WHAT TO WORK ON – Count how many lines of the data below contain the string "random"; the reply should be that number alone.

DATA TO USE –
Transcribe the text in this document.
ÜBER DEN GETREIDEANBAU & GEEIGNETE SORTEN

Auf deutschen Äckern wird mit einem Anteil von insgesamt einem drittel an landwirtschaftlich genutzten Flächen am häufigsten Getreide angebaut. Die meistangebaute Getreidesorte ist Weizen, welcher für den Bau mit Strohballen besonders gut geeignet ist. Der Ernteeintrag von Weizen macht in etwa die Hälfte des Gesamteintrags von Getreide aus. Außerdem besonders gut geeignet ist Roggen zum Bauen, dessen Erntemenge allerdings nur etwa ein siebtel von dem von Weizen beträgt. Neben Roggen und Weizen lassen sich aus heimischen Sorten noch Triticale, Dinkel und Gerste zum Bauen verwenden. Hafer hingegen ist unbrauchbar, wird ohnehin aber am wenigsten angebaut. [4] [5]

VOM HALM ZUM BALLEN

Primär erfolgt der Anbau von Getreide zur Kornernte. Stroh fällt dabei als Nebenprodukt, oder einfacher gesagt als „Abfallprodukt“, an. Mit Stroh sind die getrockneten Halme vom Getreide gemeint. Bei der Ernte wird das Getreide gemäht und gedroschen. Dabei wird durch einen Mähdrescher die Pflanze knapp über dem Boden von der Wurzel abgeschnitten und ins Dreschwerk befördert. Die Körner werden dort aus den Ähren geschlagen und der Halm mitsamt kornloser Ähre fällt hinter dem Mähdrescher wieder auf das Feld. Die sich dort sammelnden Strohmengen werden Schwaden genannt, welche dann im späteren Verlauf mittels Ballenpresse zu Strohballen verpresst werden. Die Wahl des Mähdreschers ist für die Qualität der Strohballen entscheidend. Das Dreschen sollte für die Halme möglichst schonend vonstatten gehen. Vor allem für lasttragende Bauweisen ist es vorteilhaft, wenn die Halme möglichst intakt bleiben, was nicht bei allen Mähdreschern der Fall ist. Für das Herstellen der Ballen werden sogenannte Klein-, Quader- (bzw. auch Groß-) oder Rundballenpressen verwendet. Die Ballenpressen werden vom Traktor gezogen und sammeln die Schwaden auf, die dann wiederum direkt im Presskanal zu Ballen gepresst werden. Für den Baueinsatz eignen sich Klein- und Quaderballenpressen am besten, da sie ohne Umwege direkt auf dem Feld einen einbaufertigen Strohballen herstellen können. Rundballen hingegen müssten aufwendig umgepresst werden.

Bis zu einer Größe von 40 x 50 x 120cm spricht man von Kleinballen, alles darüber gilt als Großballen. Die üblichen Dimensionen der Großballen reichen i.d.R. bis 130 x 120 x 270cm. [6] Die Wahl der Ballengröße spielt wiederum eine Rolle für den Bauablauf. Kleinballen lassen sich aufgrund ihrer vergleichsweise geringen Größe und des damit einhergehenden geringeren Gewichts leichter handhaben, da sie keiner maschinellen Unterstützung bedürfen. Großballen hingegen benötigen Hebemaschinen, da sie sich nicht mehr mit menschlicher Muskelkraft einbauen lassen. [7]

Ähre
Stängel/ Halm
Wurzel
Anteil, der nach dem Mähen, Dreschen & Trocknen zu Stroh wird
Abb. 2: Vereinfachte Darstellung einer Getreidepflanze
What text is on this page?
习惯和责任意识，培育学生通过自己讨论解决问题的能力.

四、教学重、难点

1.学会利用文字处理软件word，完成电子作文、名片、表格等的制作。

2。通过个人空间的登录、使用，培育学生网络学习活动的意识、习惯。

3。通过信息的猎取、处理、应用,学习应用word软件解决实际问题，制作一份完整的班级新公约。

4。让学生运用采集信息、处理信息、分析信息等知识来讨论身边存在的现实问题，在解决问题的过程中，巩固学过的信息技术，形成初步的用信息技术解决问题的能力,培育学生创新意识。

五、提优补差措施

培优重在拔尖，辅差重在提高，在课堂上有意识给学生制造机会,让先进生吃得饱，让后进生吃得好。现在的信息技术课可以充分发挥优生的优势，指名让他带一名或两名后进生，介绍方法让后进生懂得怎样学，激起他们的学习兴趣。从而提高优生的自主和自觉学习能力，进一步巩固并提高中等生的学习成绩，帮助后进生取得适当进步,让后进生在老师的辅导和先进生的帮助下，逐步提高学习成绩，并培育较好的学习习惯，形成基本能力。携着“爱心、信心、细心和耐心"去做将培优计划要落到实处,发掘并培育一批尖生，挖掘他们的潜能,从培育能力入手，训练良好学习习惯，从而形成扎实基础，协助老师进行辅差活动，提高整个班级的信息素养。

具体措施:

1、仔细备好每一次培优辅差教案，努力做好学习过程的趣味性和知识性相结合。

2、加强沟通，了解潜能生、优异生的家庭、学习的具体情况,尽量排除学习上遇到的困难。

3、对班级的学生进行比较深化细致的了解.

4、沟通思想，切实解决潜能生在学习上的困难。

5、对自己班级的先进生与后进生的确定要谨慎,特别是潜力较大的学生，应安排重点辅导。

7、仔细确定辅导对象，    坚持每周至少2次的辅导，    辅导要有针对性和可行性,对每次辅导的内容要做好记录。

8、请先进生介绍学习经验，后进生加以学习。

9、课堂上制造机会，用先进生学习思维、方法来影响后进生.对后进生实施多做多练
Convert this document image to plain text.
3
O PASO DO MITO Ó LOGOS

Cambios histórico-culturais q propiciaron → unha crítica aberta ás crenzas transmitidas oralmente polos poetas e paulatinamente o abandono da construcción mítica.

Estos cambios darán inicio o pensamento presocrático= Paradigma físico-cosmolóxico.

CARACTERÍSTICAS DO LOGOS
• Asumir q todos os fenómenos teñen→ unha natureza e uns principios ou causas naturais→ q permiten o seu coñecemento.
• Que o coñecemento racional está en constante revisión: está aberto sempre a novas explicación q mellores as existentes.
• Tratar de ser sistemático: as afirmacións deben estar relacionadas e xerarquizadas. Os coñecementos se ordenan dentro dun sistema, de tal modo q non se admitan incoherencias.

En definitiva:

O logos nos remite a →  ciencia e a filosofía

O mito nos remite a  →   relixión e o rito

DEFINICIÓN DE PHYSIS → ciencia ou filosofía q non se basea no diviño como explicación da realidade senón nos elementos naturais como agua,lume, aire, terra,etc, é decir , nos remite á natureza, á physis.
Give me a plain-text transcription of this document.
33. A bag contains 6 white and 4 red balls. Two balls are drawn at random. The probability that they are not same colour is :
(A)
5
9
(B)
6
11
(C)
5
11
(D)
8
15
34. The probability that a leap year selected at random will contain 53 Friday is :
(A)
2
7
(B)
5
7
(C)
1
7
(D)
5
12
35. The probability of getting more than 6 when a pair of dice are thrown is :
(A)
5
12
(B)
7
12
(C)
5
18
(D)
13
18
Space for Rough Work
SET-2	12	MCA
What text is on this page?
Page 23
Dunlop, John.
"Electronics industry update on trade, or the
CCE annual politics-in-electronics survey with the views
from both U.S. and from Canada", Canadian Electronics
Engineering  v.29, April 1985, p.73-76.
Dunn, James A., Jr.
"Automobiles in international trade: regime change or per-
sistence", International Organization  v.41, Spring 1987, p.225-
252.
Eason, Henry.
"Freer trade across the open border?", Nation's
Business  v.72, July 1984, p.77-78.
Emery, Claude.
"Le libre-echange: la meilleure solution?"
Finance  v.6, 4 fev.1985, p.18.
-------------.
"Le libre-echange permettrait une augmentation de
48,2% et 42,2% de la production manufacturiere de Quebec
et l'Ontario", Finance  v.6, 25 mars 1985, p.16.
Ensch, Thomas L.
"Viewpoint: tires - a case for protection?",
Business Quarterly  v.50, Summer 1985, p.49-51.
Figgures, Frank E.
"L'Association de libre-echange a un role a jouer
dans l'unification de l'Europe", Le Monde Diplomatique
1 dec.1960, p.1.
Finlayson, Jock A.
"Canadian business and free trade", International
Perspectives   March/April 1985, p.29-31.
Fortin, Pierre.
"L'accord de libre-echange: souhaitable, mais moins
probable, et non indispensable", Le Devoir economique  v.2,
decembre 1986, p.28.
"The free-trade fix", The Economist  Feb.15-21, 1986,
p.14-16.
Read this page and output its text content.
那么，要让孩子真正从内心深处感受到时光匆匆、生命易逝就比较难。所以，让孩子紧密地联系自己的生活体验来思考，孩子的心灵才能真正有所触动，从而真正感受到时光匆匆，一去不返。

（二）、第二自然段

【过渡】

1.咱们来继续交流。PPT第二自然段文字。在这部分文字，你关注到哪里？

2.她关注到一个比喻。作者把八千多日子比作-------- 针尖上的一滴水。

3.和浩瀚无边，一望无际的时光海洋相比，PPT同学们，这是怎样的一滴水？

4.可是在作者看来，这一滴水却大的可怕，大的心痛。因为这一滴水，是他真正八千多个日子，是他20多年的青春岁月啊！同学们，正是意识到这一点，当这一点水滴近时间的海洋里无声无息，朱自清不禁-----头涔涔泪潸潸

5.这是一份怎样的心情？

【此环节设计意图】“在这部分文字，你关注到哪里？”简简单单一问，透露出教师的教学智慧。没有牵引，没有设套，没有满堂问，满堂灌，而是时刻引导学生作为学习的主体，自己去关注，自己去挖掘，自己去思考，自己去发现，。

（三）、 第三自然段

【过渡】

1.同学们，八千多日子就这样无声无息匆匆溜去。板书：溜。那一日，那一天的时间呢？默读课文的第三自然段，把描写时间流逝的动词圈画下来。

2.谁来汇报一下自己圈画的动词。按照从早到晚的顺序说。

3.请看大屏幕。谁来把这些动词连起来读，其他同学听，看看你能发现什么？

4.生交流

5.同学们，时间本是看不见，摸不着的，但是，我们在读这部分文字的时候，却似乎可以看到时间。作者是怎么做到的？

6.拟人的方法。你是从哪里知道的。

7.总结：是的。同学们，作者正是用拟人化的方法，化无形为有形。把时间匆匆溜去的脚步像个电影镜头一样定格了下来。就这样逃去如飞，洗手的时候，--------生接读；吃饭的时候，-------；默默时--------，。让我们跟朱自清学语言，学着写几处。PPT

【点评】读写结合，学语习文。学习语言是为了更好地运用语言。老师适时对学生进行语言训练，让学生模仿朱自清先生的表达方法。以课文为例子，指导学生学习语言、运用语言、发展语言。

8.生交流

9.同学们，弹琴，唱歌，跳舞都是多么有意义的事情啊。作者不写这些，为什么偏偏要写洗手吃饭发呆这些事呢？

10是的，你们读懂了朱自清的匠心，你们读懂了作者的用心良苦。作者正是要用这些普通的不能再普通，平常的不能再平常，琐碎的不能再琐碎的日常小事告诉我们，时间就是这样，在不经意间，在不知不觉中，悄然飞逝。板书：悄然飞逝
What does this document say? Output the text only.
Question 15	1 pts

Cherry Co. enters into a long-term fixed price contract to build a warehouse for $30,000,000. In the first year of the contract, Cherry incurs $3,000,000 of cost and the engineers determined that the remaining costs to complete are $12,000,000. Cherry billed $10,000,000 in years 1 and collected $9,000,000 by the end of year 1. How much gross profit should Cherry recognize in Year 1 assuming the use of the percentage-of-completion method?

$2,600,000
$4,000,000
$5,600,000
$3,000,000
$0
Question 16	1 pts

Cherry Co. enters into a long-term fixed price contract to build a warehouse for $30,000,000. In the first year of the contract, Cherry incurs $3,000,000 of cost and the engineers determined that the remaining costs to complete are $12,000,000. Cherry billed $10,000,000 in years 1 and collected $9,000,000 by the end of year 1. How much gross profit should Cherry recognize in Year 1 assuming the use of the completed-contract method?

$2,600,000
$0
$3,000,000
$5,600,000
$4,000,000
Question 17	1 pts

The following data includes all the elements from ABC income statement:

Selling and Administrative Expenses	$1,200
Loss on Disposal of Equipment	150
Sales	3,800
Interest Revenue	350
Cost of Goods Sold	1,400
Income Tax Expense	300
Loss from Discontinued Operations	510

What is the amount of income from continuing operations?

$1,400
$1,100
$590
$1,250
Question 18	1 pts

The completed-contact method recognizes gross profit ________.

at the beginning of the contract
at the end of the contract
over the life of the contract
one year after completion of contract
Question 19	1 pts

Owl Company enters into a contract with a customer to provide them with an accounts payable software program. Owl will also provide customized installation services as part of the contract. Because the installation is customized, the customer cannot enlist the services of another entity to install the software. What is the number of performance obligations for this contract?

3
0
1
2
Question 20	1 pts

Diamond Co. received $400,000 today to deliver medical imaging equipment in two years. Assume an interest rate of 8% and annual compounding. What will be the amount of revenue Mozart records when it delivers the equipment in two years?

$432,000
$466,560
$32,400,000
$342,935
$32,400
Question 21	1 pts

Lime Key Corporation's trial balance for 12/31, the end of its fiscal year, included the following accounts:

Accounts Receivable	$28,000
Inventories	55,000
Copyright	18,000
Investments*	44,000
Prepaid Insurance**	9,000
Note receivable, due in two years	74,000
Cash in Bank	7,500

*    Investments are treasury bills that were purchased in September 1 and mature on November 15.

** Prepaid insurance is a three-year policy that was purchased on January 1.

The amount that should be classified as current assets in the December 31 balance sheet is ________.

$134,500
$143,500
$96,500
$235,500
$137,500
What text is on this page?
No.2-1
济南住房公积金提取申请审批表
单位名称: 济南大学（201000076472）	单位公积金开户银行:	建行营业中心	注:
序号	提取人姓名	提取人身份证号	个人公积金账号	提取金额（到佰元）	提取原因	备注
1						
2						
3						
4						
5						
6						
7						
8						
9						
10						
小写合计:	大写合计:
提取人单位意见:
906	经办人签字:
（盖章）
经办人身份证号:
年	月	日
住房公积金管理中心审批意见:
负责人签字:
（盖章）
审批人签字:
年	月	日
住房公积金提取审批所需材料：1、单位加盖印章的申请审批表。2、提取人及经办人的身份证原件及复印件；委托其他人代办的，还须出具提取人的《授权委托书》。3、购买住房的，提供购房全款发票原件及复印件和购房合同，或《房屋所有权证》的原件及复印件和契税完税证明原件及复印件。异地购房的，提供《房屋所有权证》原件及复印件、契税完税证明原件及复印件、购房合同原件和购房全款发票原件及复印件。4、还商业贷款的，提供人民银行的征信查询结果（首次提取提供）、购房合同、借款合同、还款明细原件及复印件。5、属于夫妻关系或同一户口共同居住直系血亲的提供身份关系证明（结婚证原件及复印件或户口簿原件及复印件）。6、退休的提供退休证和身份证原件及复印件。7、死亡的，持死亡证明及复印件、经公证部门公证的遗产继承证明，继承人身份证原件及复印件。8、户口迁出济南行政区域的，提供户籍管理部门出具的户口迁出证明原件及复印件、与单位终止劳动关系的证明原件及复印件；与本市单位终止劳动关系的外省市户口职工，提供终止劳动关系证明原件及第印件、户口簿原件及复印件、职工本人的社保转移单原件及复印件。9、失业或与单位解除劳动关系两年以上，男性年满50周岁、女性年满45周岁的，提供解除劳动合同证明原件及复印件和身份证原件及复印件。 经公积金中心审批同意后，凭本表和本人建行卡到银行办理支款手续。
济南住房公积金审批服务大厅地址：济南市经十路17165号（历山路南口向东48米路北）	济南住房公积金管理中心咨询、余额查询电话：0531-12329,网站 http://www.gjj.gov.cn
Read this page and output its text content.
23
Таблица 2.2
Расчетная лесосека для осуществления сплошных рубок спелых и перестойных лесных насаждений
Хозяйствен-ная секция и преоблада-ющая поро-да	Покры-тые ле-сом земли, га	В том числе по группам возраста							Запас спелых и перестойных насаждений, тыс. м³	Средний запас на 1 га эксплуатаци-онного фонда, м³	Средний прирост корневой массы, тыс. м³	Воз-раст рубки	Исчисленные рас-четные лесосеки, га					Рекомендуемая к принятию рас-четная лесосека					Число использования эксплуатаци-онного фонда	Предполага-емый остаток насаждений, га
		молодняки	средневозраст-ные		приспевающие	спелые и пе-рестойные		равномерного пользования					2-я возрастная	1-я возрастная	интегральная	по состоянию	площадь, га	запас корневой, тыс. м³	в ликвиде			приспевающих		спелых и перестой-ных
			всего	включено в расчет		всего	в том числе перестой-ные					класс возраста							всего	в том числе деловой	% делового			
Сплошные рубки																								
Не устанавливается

TASK RESPONSE – 2